Entries from a visual dataset
━━━━━━

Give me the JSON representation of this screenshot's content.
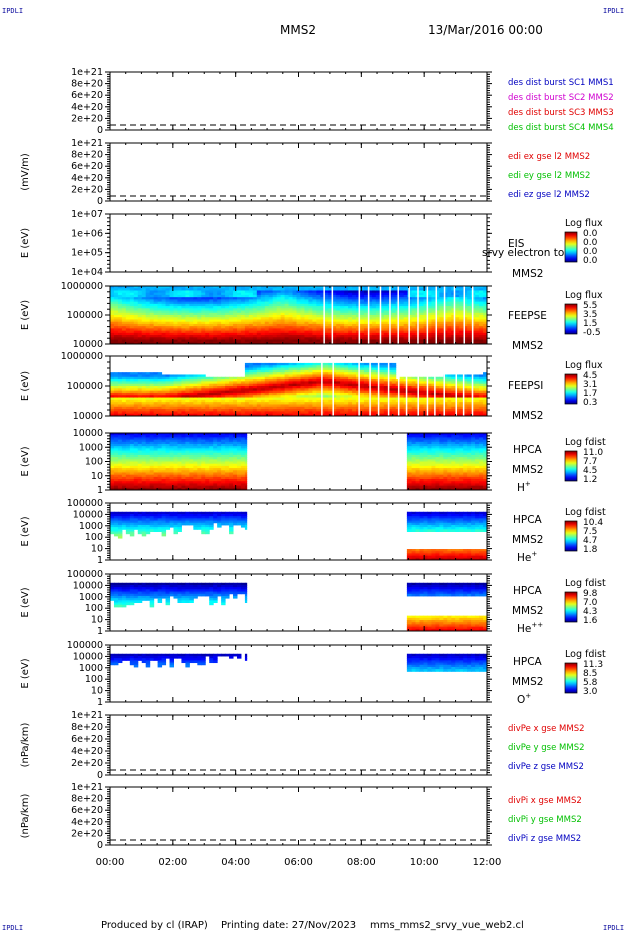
{
  "header": {
    "corner_label": "IPDLI",
    "spacecraft": "MMS2",
    "datetime": "13/Mar/2016 00:00"
  },
  "footer": {
    "produced_by": "Produced by cl (IRAP)",
    "printing_date": "Printing date: 27/Nov/2023",
    "filename": "mms_mms2_srvy_vue_web2.cl"
  },
  "colors": {
    "red": "#e00000",
    "magenta": "#d000d0",
    "green": "#00c000",
    "blue": "#0000c0",
    "axis": "#000000"
  },
  "chart_data": [
    {
      "type": "line",
      "id": "dist",
      "ylabel": "",
      "yticks": [
        "1e+21",
        "8e+20",
        "6e+20",
        "4e+20",
        "2e+20",
        "0"
      ],
      "legend": [
        {
          "text": "des dist burst SC1 MMS1",
          "color": "#0000c0"
        },
        {
          "text": "des dist burst SC2 MMS2",
          "color": "#d000d0"
        },
        {
          "text": "des dist burst SC3 MMS3",
          "color": "#e00000"
        },
        {
          "text": "des dist burst SC4 MMS4",
          "color": "#00c000"
        }
      ],
      "series": []
    },
    {
      "type": "line",
      "id": "edi",
      "ylabel": "(mV/m)",
      "yticks": [
        "1e+21",
        "8e+20",
        "6e+20",
        "4e+20",
        "2e+20",
        "0"
      ],
      "legend": [
        {
          "text": "edi ex gse l2 MMS2",
          "color": "#e00000"
        },
        {
          "text": "edi ey gse l2 MMS2",
          "color": "#00c000"
        },
        {
          "text": "edi ez gse l2 MMS2",
          "color": "#0000c0"
        }
      ],
      "series": []
    },
    {
      "type": "heatmap",
      "id": "eis",
      "ylabel": "E (eV)",
      "yticks": [
        "1e+07",
        "1e+06",
        "1e+05",
        "1e+04"
      ],
      "instrument": "EIS",
      "spacecraft": "MMS2",
      "overlay_text": "srvy electron to",
      "cb_title": "Log flux",
      "cb_ticks": [
        "0.0",
        "0.0",
        "0.0",
        "0.0"
      ],
      "segments": []
    },
    {
      "type": "heatmap",
      "id": "feepse",
      "ylabel": "E (eV)",
      "yticks": [
        "1000000",
        "100000",
        "10000"
      ],
      "instrument": "FEEPSE",
      "spacecraft": "MMS2",
      "cb_title": "Log flux",
      "cb_ticks": [
        "5.5",
        "3.5",
        "1.5",
        "-0.5"
      ],
      "segments": [
        [
          0.0,
          12.0
        ]
      ]
    },
    {
      "type": "heatmap",
      "id": "feepsi",
      "ylabel": "E (eV)",
      "yticks": [
        "1000000",
        "100000",
        "10000"
      ],
      "instrument": "FEEPSI",
      "spacecraft": "MMS2",
      "cb_title": "Log flux",
      "cb_ticks": [
        "4.5",
        "3.1",
        "1.7",
        "0.3"
      ],
      "segments": [
        [
          0.0,
          12.0
        ]
      ]
    },
    {
      "type": "heatmap",
      "id": "hpca_h",
      "ylabel": "E (eV)",
      "yticks": [
        "10000",
        "1000",
        "100",
        "10",
        "1"
      ],
      "instrument": "HPCA",
      "spacecraft": "MMS2",
      "species": "H",
      "species_sup": "+",
      "cb_title": "Log fdist",
      "cb_ticks": [
        "11.0",
        "7.7",
        "4.5",
        "1.2"
      ],
      "segments": [
        [
          0.0,
          4.35
        ],
        [
          9.45,
          12.0
        ]
      ]
    },
    {
      "type": "heatmap",
      "id": "hpca_he",
      "ylabel": "E (eV)",
      "yticks": [
        "100000",
        "10000",
        "1000",
        "100",
        "10",
        "1"
      ],
      "instrument": "HPCA",
      "spacecraft": "MMS2",
      "species": "He",
      "species_sup": "+",
      "cb_title": "Log fdist",
      "cb_ticks": [
        "10.4",
        "7.5",
        "4.7",
        "1.8"
      ],
      "segments": [
        [
          0.0,
          4.35
        ],
        [
          9.45,
          12.0
        ]
      ]
    },
    {
      "type": "heatmap",
      "id": "hpca_he2",
      "ylabel": "E (eV)",
      "yticks": [
        "100000",
        "10000",
        "1000",
        "100",
        "10",
        "1"
      ],
      "instrument": "HPCA",
      "spacecraft": "MMS2",
      "species": "He",
      "species_sup": "++",
      "cb_title": "Log fdist",
      "cb_ticks": [
        "9.8",
        "7.0",
        "4.3",
        "1.6"
      ],
      "segments": [
        [
          0.0,
          4.35
        ],
        [
          9.45,
          12.0
        ]
      ]
    },
    {
      "type": "heatmap",
      "id": "hpca_o",
      "ylabel": "E (eV)",
      "yticks": [
        "100000",
        "10000",
        "1000",
        "100",
        "10",
        "1"
      ],
      "instrument": "HPCA",
      "spacecraft": "MMS2",
      "species": "O",
      "species_sup": "+",
      "cb_title": "Log fdist",
      "cb_ticks": [
        "11.3",
        "8.5",
        "5.8",
        "3.0"
      ],
      "segments": [
        [
          0.0,
          4.35
        ],
        [
          9.45,
          12.0
        ]
      ]
    },
    {
      "type": "line",
      "id": "divpe",
      "ylabel": "(nPa/km)",
      "yticks": [
        "1e+21",
        "8e+20",
        "6e+20",
        "4e+20",
        "2e+20",
        "0"
      ],
      "legend": [
        {
          "text": "divPe x gse MMS2",
          "color": "#e00000"
        },
        {
          "text": "divPe y gse MMS2",
          "color": "#00c000"
        },
        {
          "text": "divPe z gse MMS2",
          "color": "#0000c0"
        }
      ],
      "series": []
    },
    {
      "type": "line",
      "id": "divpi",
      "ylabel": "(nPa/km)",
      "yticks": [
        "1e+21",
        "8e+20",
        "6e+20",
        "4e+20",
        "2e+20",
        "0"
      ],
      "legend": [
        {
          "text": "divPi x gse MMS2",
          "color": "#e00000"
        },
        {
          "text": "divPi y gse MMS2",
          "color": "#00c000"
        },
        {
          "text": "divPi z gse MMS2",
          "color": "#0000c0"
        }
      ],
      "series": []
    }
  ],
  "time_axis": {
    "range_hours": [
      0,
      12
    ],
    "ticks": [
      "00:00",
      "02:00",
      "04:00",
      "06:00",
      "08:00",
      "10:00",
      "12:00"
    ]
  }
}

━━━━━━

Transcribe the full listing character for character. Pictures are excluded.

[RESULT OF THIS EXERCISE]:
Give me the JSON representation of this screenshot's content.
{
  "header": {
    "corner_label": "IPDLI",
    "spacecraft": "MMS2",
    "datetime": "13/Mar/2016 00:00"
  },
  "footer": {
    "produced_by": "Produced by cl (IRAP)",
    "printing_date": "Printing date: 27/Nov/2023",
    "filename": "mms_mms2_srvy_vue_web2.cl"
  },
  "colors": {
    "red": "#e00000",
    "magenta": "#d000d0",
    "green": "#00c000",
    "blue": "#0000c0",
    "axis": "#000000"
  },
  "chart_data": [
    {
      "type": "line",
      "id": "dist",
      "ylabel": "",
      "yticks": [
        "1e+21",
        "8e+20",
        "6e+20",
        "4e+20",
        "2e+20",
        "0"
      ],
      "legend": [
        {
          "text": "des dist burst SC1 MMS1",
          "color": "#0000c0"
        },
        {
          "text": "des dist burst SC2 MMS2",
          "color": "#d000d0"
        },
        {
          "text": "des dist burst SC3 MMS3",
          "color": "#e00000"
        },
        {
          "text": "des dist burst SC4 MMS4",
          "color": "#00c000"
        }
      ],
      "series": []
    },
    {
      "type": "line",
      "id": "edi",
      "ylabel": "(mV/m)",
      "yticks": [
        "1e+21",
        "8e+20",
        "6e+20",
        "4e+20",
        "2e+20",
        "0"
      ],
      "legend": [
        {
          "text": "edi ex gse l2 MMS2",
          "color": "#e00000"
        },
        {
          "text": "edi ey gse l2 MMS2",
          "color": "#00c000"
        },
        {
          "text": "edi ez gse l2 MMS2",
          "color": "#0000c0"
        }
      ],
      "series": []
    },
    {
      "type": "heatmap",
      "id": "eis",
      "ylabel": "E (eV)",
      "yticks": [
        "1e+07",
        "1e+06",
        "1e+05",
        "1e+04"
      ],
      "instrument": "EIS",
      "spacecraft": "MMS2",
      "overlay_text": "srvy electron to",
      "cb_title": "Log flux",
      "cb_ticks": [
        "0.0",
        "0.0",
        "0.0",
        "0.0"
      ],
      "segments": []
    },
    {
      "type": "heatmap",
      "id": "feepse",
      "ylabel": "E (eV)",
      "yticks": [
        "1000000",
        "100000",
        "10000"
      ],
      "instrument": "FEEPSE",
      "spacecraft": "MMS2",
      "cb_title": "Log flux",
      "cb_ticks": [
        "5.5",
        "3.5",
        "1.5",
        "-0.5"
      ],
      "segments": [
        [
          0.0,
          12.0
        ]
      ]
    },
    {
      "type": "heatmap",
      "id": "feepsi",
      "ylabel": "E (eV)",
      "yticks": [
        "1000000",
        "100000",
        "10000"
      ],
      "instrument": "FEEPSI",
      "spacecraft": "MMS2",
      "cb_title": "Log flux",
      "cb_ticks": [
        "4.5",
        "3.1",
        "1.7",
        "0.3"
      ],
      "segments": [
        [
          0.0,
          12.0
        ]
      ]
    },
    {
      "type": "heatmap",
      "id": "hpca_h",
      "ylabel": "E (eV)",
      "yticks": [
        "10000",
        "1000",
        "100",
        "10",
        "1"
      ],
      "instrument": "HPCA",
      "spacecraft": "MMS2",
      "species": "H",
      "species_sup": "+",
      "cb_title": "Log fdist",
      "cb_ticks": [
        "11.0",
        "7.7",
        "4.5",
        "1.2"
      ],
      "segments": [
        [
          0.0,
          4.35
        ],
        [
          9.45,
          12.0
        ]
      ]
    },
    {
      "type": "heatmap",
      "id": "hpca_he",
      "ylabel": "E (eV)",
      "yticks": [
        "100000",
        "10000",
        "1000",
        "100",
        "10",
        "1"
      ],
      "instrument": "HPCA",
      "spacecraft": "MMS2",
      "species": "He",
      "species_sup": "+",
      "cb_title": "Log fdist",
      "cb_ticks": [
        "10.4",
        "7.5",
        "4.7",
        "1.8"
      ],
      "segments": [
        [
          0.0,
          4.35
        ],
        [
          9.45,
          12.0
        ]
      ]
    },
    {
      "type": "heatmap",
      "id": "hpca_he2",
      "ylabel": "E (eV)",
      "yticks": [
        "100000",
        "10000",
        "1000",
        "100",
        "10",
        "1"
      ],
      "instrument": "HPCA",
      "spacecraft": "MMS2",
      "species": "He",
      "species_sup": "++",
      "cb_title": "Log fdist",
      "cb_ticks": [
        "9.8",
        "7.0",
        "4.3",
        "1.6"
      ],
      "segments": [
        [
          0.0,
          4.35
        ],
        [
          9.45,
          12.0
        ]
      ]
    },
    {
      "type": "heatmap",
      "id": "hpca_o",
      "ylabel": "E (eV)",
      "yticks": [
        "100000",
        "10000",
        "1000",
        "100",
        "10",
        "1"
      ],
      "instrument": "HPCA",
      "spacecraft": "MMS2",
      "species": "O",
      "species_sup": "+",
      "cb_title": "Log fdist",
      "cb_ticks": [
        "11.3",
        "8.5",
        "5.8",
        "3.0"
      ],
      "segments": [
        [
          0.0,
          4.35
        ],
        [
          9.45,
          12.0
        ]
      ]
    },
    {
      "type": "line",
      "id": "divpe",
      "ylabel": "(nPa/km)",
      "yticks": [
        "1e+21",
        "8e+20",
        "6e+20",
        "4e+20",
        "2e+20",
        "0"
      ],
      "legend": [
        {
          "text": "divPe x gse MMS2",
          "color": "#e00000"
        },
        {
          "text": "divPe y gse MMS2",
          "color": "#00c000"
        },
        {
          "text": "divPe z gse MMS2",
          "color": "#0000c0"
        }
      ],
      "series": []
    },
    {
      "type": "line",
      "id": "divpi",
      "ylabel": "(nPa/km)",
      "yticks": [
        "1e+21",
        "8e+20",
        "6e+20",
        "4e+20",
        "2e+20",
        "0"
      ],
      "legend": [
        {
          "text": "divPi x gse MMS2",
          "color": "#e00000"
        },
        {
          "text": "divPi y gse MMS2",
          "color": "#00c000"
        },
        {
          "text": "divPi z gse MMS2",
          "color": "#0000c0"
        }
      ],
      "series": []
    }
  ],
  "time_axis": {
    "range_hours": [
      0,
      12
    ],
    "ticks": [
      "00:00",
      "02:00",
      "04:00",
      "06:00",
      "08:00",
      "10:00",
      "12:00"
    ]
  }
}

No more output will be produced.